▶ **AVAILABLE DATA**:
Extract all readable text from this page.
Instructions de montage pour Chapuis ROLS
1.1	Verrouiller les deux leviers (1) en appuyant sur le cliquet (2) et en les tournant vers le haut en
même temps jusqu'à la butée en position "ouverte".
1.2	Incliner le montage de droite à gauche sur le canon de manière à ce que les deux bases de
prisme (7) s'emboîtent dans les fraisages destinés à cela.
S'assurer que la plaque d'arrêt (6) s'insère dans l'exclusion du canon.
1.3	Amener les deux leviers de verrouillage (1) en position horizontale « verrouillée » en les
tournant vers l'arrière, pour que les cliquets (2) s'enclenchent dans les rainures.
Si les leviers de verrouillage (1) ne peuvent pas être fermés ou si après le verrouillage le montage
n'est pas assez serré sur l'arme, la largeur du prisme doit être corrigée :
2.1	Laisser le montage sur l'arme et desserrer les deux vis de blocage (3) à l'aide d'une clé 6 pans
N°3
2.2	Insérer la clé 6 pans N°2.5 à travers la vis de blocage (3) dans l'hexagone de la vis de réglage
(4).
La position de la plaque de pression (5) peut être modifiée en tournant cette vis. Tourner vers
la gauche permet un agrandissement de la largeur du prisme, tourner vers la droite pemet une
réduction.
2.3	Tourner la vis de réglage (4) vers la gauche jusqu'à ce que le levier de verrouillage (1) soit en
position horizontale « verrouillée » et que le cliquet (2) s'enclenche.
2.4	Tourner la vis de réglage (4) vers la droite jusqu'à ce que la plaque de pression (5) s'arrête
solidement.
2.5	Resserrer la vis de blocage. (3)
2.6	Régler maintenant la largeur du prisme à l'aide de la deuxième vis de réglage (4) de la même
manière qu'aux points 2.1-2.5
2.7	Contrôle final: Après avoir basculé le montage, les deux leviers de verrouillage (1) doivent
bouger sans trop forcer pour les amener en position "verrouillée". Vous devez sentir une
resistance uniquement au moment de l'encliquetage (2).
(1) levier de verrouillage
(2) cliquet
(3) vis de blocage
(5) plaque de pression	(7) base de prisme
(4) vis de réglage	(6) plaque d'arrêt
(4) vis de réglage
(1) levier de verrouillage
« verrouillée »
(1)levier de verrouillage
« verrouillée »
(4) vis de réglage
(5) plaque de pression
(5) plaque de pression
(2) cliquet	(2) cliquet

▶ **REQUIREMENTS**: Please copy out each record, character for character.

▶ **OUTPUT OF THE EXERCISE**:
Extract all readable text from this page.
Instructions de montage pour Chapuis ROLS
1.1	Verrouiller les deux leviers (1) en appuyant sur le cliquet (2) et en les tournant vers le haut en
même temps jusqu'à la butée en position "ouverte".
1.2	Incliner le montage de droite à gauche sur le canon de manière à ce que les deux bases de
prisme (7) s'emboîtent dans les fraisages destinés à cela.
S'assurer que la plaque d'arrêt (6) s'insère dans l'exclusion du canon.
1.3	Amener les deux leviers de verrouillage (1) en position horizontale « verrouillée » en les
tournant vers l'arrière, pour que les cliquets (2) s'enclenchent dans les rainures.
Si les leviers de verrouillage (1) ne peuvent pas être fermés ou si après le verrouillage le montage
n'est pas assez serré sur l'arme, la largeur du prisme doit être corrigée :
2.1	Laisser le montage sur l'arme et desserrer les deux vis de blocage (3) à l'aide d'une clé 6 pans
N°3
2.2	Insérer la clé 6 pans N°2.5 à travers la vis de blocage (3) dans l'hexagone de la vis de réglage
(4).
La position de la plaque de pression (5) peut être modifiée en tournant cette vis. Tourner vers
la gauche permet un agrandissement de la largeur du prisme, tourner vers la droite pemet une
réduction.
2.3	Tourner la vis de réglage (4) vers la gauche jusqu'à ce que le levier de verrouillage (1) soit en
position horizontale « verrouillée » et que le cliquet (2) s'enclenche.
2.4	Tourner la vis de réglage (4) vers la droite jusqu'à ce que la plaque de pression (5) s'arrête
solidement.
2.5	Resserrer la vis de blocage. (3)
2.6	Régler maintenant la largeur du prisme à l'aide de la deuxième vis de réglage (4) de la même
manière qu'aux points 2.1-2.5
2.7	Contrôle final: Après avoir basculé le montage, les deux leviers de verrouillage (1) doivent
bouger sans trop forcer pour les amener en position "verrouillée". Vous devez sentir une
resistance uniquement au moment de l'encliquetage (2).
(1) levier de verrouillage
(2) cliquet
(3) vis de blocage
(5) plaque de pression	(7) base de prisme
(4) vis de réglage	(6) plaque d'arrêt
(4) vis de réglage
(1) levier de verrouillage
« verrouillée »
(1)levier de verrouillage
« verrouillée »
(4) vis de réglage
(5) plaque de pression
(5) plaque de pression
(2) cliquet	(2) cliquet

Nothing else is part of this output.